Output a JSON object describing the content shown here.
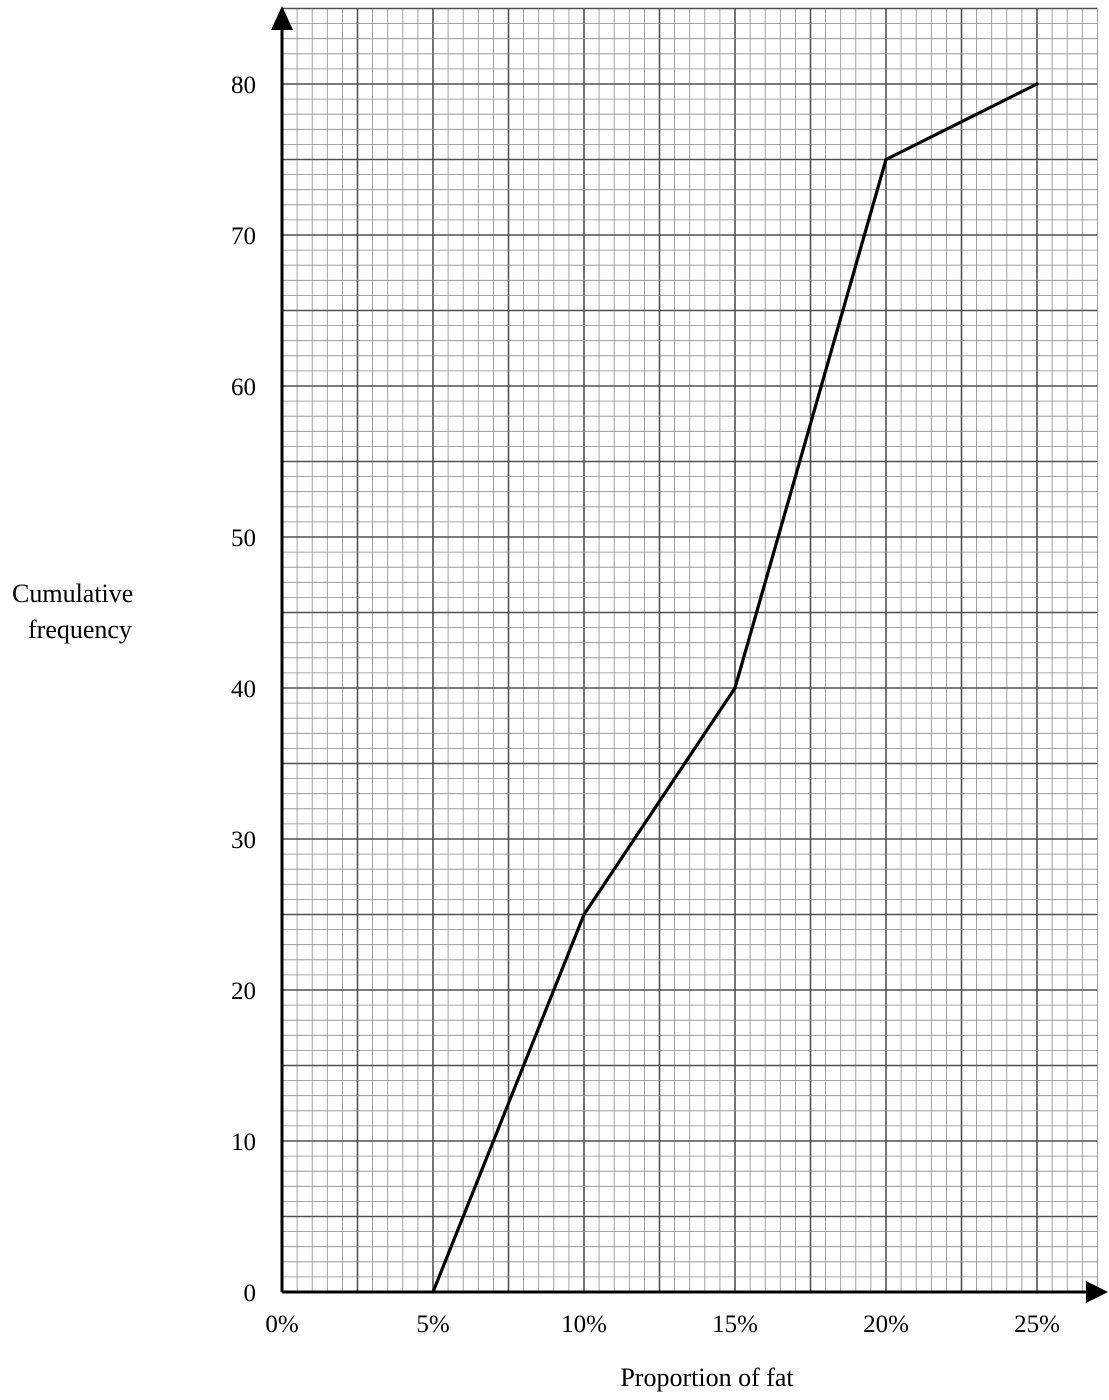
{
  "chart_data": {
    "type": "line",
    "title": "",
    "xlabel": "Proportion of fat",
    "ylabel_lines": [
      "Cumulative",
      "frequency"
    ],
    "x_ticks": [
      0,
      5,
      10,
      15,
      20,
      25
    ],
    "x_tick_labels": [
      "0%",
      "5%",
      "10%",
      "15%",
      "20%",
      "25%"
    ],
    "y_ticks": [
      0,
      10,
      20,
      30,
      40,
      50,
      60,
      70,
      80
    ],
    "y_tick_labels": [
      "0",
      "10",
      "20",
      "30",
      "40",
      "50",
      "60",
      "70",
      "80"
    ],
    "xlim": [
      0,
      27
    ],
    "ylim": [
      0,
      85
    ],
    "grid": true,
    "series": [
      {
        "x": [
          5,
          10,
          15,
          20,
          25
        ],
        "y": [
          0,
          25,
          40,
          75,
          80
        ]
      }
    ],
    "colors": {
      "line": "#000000",
      "axis": "#000000",
      "grid_minor": "#8c8c8c",
      "grid_major": "#505050"
    }
  }
}
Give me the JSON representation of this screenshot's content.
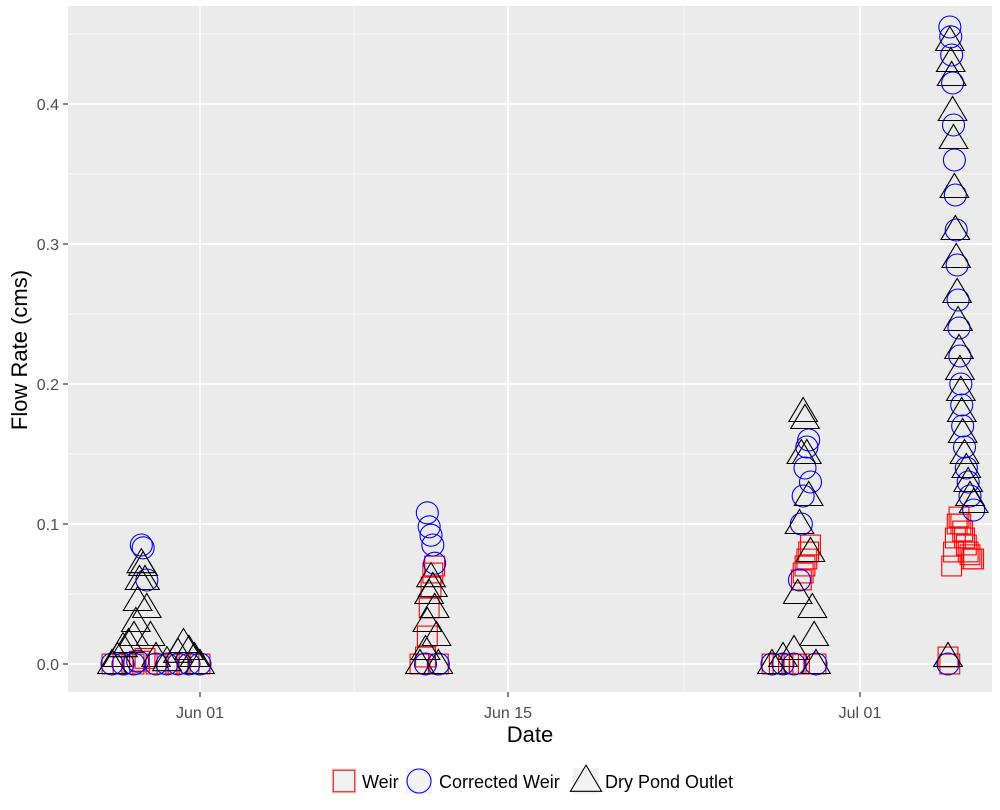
{
  "chart_data": {
    "type": "scatter",
    "xlabel": "Date",
    "ylabel": "Flow Rate (cms)",
    "x_axis_type": "date",
    "xlim": [
      "2020-05-26",
      "2020-07-07"
    ],
    "ylim": [
      -0.02,
      0.47
    ],
    "x_ticks": [
      {
        "date": "2020-06-01",
        "label": "Jun 01"
      },
      {
        "date": "2020-06-15",
        "label": "Jun 15"
      },
      {
        "date": "2020-07-01",
        "label": "Jul 01"
      }
    ],
    "x_minor_ticks": [
      "2020-06-08",
      "2020-06-23"
    ],
    "y_ticks": [
      {
        "value": 0.0,
        "label": "0.0"
      },
      {
        "value": 0.1,
        "label": "0.1"
      },
      {
        "value": 0.2,
        "label": "0.2"
      },
      {
        "value": 0.3,
        "label": "0.3"
      },
      {
        "value": 0.4,
        "label": "0.4"
      }
    ],
    "y_minor_ticks": [
      0.05,
      0.15,
      0.25,
      0.35,
      0.45
    ],
    "grid": true,
    "legend_position": "bottom",
    "background_color": "#ebebeb",
    "series": [
      {
        "name": "Weir",
        "marker": "square",
        "color": "#ff0000",
        "points": [
          [
            "2020-05-28",
            0.0
          ],
          [
            "2020-05-28 12:00",
            0.0
          ],
          [
            "2020-05-29",
            0.0
          ],
          [
            "2020-05-29 06:00",
            0.002
          ],
          [
            "2020-05-29 12:00",
            0.004
          ],
          [
            "2020-05-30",
            0.0
          ],
          [
            "2020-05-30 12:00",
            0.0
          ],
          [
            "2020-05-31",
            0.0
          ],
          [
            "2020-05-31 12:00",
            0.0
          ],
          [
            "2020-06-01",
            0.0
          ],
          [
            "2020-06-11",
            0.0
          ],
          [
            "2020-06-11 06:00",
            0.005
          ],
          [
            "2020-06-11 08:00",
            0.02
          ],
          [
            "2020-06-11 10:00",
            0.04
          ],
          [
            "2020-06-11 12:00",
            0.055
          ],
          [
            "2020-06-11 14:00",
            0.065
          ],
          [
            "2020-06-11 16:00",
            0.07
          ],
          [
            "2020-06-11 20:00",
            0.0
          ],
          [
            "2020-06-27",
            0.0
          ],
          [
            "2020-06-27 08:00",
            0.0
          ],
          [
            "2020-06-27 12:00",
            0.0
          ],
          [
            "2020-06-27 18:00",
            0.0
          ],
          [
            "2020-06-28",
            0.0
          ],
          [
            "2020-06-28 06:00",
            0.0
          ],
          [
            "2020-06-28 08:00",
            0.06
          ],
          [
            "2020-06-28 10:00",
            0.065
          ],
          [
            "2020-06-28 12:00",
            0.07
          ],
          [
            "2020-06-28 14:00",
            0.075
          ],
          [
            "2020-06-28 16:00",
            0.08
          ],
          [
            "2020-06-28 18:00",
            0.085
          ],
          [
            "2020-06-29",
            0.0
          ],
          [
            "2020-07-05",
            0.005
          ],
          [
            "2020-07-05 02:00",
            0.0
          ],
          [
            "2020-07-05 04:00",
            0.07
          ],
          [
            "2020-07-05 06:00",
            0.08
          ],
          [
            "2020-07-05 08:00",
            0.09
          ],
          [
            "2020-07-05 10:00",
            0.1
          ],
          [
            "2020-07-05 12:00",
            0.105
          ],
          [
            "2020-07-05 14:00",
            0.1
          ],
          [
            "2020-07-05 16:00",
            0.095
          ],
          [
            "2020-07-05 18:00",
            0.09
          ],
          [
            "2020-07-05 20:00",
            0.085
          ],
          [
            "2020-07-05 22:00",
            0.08
          ],
          [
            "2020-07-06",
            0.078
          ],
          [
            "2020-07-06 02:00",
            0.075
          ],
          [
            "2020-07-06 04:00",
            0.075
          ]
        ]
      },
      {
        "name": "Corrected Weir",
        "marker": "circle",
        "color": "#0000ff",
        "points": [
          [
            "2020-05-28",
            0.0
          ],
          [
            "2020-05-28 12:00",
            0.0
          ],
          [
            "2020-05-29",
            0.0
          ],
          [
            "2020-05-29 04:00",
            0.002
          ],
          [
            "2020-05-29 08:00",
            0.085
          ],
          [
            "2020-05-29 10:00",
            0.083
          ],
          [
            "2020-05-29 14:00",
            0.06
          ],
          [
            "2020-05-30",
            0.0
          ],
          [
            "2020-05-30 12:00",
            0.0
          ],
          [
            "2020-05-31",
            0.0
          ],
          [
            "2020-05-31 12:00",
            0.0
          ],
          [
            "2020-06-01",
            0.0
          ],
          [
            "2020-06-11 06:00",
            0.0
          ],
          [
            "2020-06-11 08:00",
            0.108
          ],
          [
            "2020-06-11 10:00",
            0.098
          ],
          [
            "2020-06-11 12:00",
            0.092
          ],
          [
            "2020-06-11 14:00",
            0.085
          ],
          [
            "2020-06-11 16:00",
            0.072
          ],
          [
            "2020-06-11 20:00",
            0.0
          ],
          [
            "2020-06-27",
            0.0
          ],
          [
            "2020-06-27 12:00",
            0.0
          ],
          [
            "2020-06-28",
            0.0
          ],
          [
            "2020-06-28 06:00",
            0.06
          ],
          [
            "2020-06-28 08:00",
            0.1
          ],
          [
            "2020-06-28 10:00",
            0.12
          ],
          [
            "2020-06-28 12:00",
            0.14
          ],
          [
            "2020-06-28 14:00",
            0.155
          ],
          [
            "2020-06-28 16:00",
            0.16
          ],
          [
            "2020-06-28 18:00",
            0.13
          ],
          [
            "2020-06-29",
            0.0
          ],
          [
            "2020-07-05",
            0.0
          ],
          [
            "2020-07-05 02:00",
            0.455
          ],
          [
            "2020-07-05 03:00",
            0.448
          ],
          [
            "2020-07-05 04:00",
            0.435
          ],
          [
            "2020-07-05 05:00",
            0.415
          ],
          [
            "2020-07-05 06:00",
            0.385
          ],
          [
            "2020-07-05 07:00",
            0.36
          ],
          [
            "2020-07-05 08:00",
            0.335
          ],
          [
            "2020-07-05 09:00",
            0.31
          ],
          [
            "2020-07-05 10:00",
            0.285
          ],
          [
            "2020-07-05 11:00",
            0.26
          ],
          [
            "2020-07-05 12:00",
            0.24
          ],
          [
            "2020-07-05 13:00",
            0.22
          ],
          [
            "2020-07-05 14:00",
            0.2
          ],
          [
            "2020-07-05 15:00",
            0.185
          ],
          [
            "2020-07-05 16:00",
            0.17
          ],
          [
            "2020-07-05 18:00",
            0.155
          ],
          [
            "2020-07-05 20:00",
            0.14
          ],
          [
            "2020-07-05 22:00",
            0.13
          ],
          [
            "2020-07-06",
            0.12
          ],
          [
            "2020-07-06 04:00",
            0.11
          ]
        ]
      },
      {
        "name": "Dry Pond Outlet",
        "marker": "triangle",
        "color": "#000000",
        "points": [
          [
            "2020-05-28",
            0.0
          ],
          [
            "2020-05-28 06:00",
            0.005
          ],
          [
            "2020-05-28 12:00",
            0.012
          ],
          [
            "2020-05-28 18:00",
            0.015
          ],
          [
            "2020-05-29",
            0.02
          ],
          [
            "2020-05-29 02:00",
            0.03
          ],
          [
            "2020-05-29 04:00",
            0.045
          ],
          [
            "2020-05-29 06:00",
            0.06
          ],
          [
            "2020-05-29 08:00",
            0.072
          ],
          [
            "2020-05-29 10:00",
            0.07
          ],
          [
            "2020-05-29 12:00",
            0.06
          ],
          [
            "2020-05-29 14:00",
            0.04
          ],
          [
            "2020-05-29 18:00",
            0.02
          ],
          [
            "2020-05-30",
            0.005
          ],
          [
            "2020-05-30 12:00",
            0.002
          ],
          [
            "2020-05-31",
            0.008
          ],
          [
            "2020-05-31 06:00",
            0.015
          ],
          [
            "2020-05-31 12:00",
            0.01
          ],
          [
            "2020-05-31 18:00",
            0.005
          ],
          [
            "2020-06-01",
            0.0
          ],
          [
            "2020-06-11",
            0.0
          ],
          [
            "2020-06-11 06:00",
            0.01
          ],
          [
            "2020-06-11 08:00",
            0.03
          ],
          [
            "2020-06-11 10:00",
            0.05
          ],
          [
            "2020-06-11 12:00",
            0.062
          ],
          [
            "2020-06-11 14:00",
            0.055
          ],
          [
            "2020-06-11 16:00",
            0.04
          ],
          [
            "2020-06-11 18:00",
            0.02
          ],
          [
            "2020-06-11 20:00",
            0.0
          ],
          [
            "2020-06-27",
            0.0
          ],
          [
            "2020-06-27 12:00",
            0.005
          ],
          [
            "2020-06-28",
            0.01
          ],
          [
            "2020-06-28 04:00",
            0.05
          ],
          [
            "2020-06-28 06:00",
            0.1
          ],
          [
            "2020-06-28 08:00",
            0.15
          ],
          [
            "2020-06-28 10:00",
            0.18
          ],
          [
            "2020-06-28 12:00",
            0.175
          ],
          [
            "2020-06-28 14:00",
            0.15
          ],
          [
            "2020-06-28 16:00",
            0.12
          ],
          [
            "2020-06-28 18:00",
            0.08
          ],
          [
            "2020-06-28 20:00",
            0.04
          ],
          [
            "2020-06-28 22:00",
            0.02
          ],
          [
            "2020-06-29",
            0.0
          ],
          [
            "2020-07-05",
            0.005
          ],
          [
            "2020-07-05 02:00",
            0.445
          ],
          [
            "2020-07-05 03:00",
            0.43
          ],
          [
            "2020-07-05 04:00",
            0.42
          ],
          [
            "2020-07-05 05:00",
            0.395
          ],
          [
            "2020-07-05 06:00",
            0.375
          ],
          [
            "2020-07-05 07:00",
            0.34
          ],
          [
            "2020-07-05 08:00",
            0.31
          ],
          [
            "2020-07-05 09:00",
            0.29
          ],
          [
            "2020-07-05 10:00",
            0.265
          ],
          [
            "2020-07-05 11:00",
            0.245
          ],
          [
            "2020-07-05 12:00",
            0.225
          ],
          [
            "2020-07-05 13:00",
            0.21
          ],
          [
            "2020-07-05 14:00",
            0.195
          ],
          [
            "2020-07-05 15:00",
            0.18
          ],
          [
            "2020-07-05 16:00",
            0.165
          ],
          [
            "2020-07-05 18:00",
            0.15
          ],
          [
            "2020-07-05 20:00",
            0.14
          ],
          [
            "2020-07-05 22:00",
            0.13
          ],
          [
            "2020-07-06",
            0.12
          ],
          [
            "2020-07-06 04:00",
            0.115
          ]
        ]
      }
    ]
  }
}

### WHAT THE TASK REQUIRES
Answer with one number only: how many lines above contain the word "JSON".

### SOLUTION
2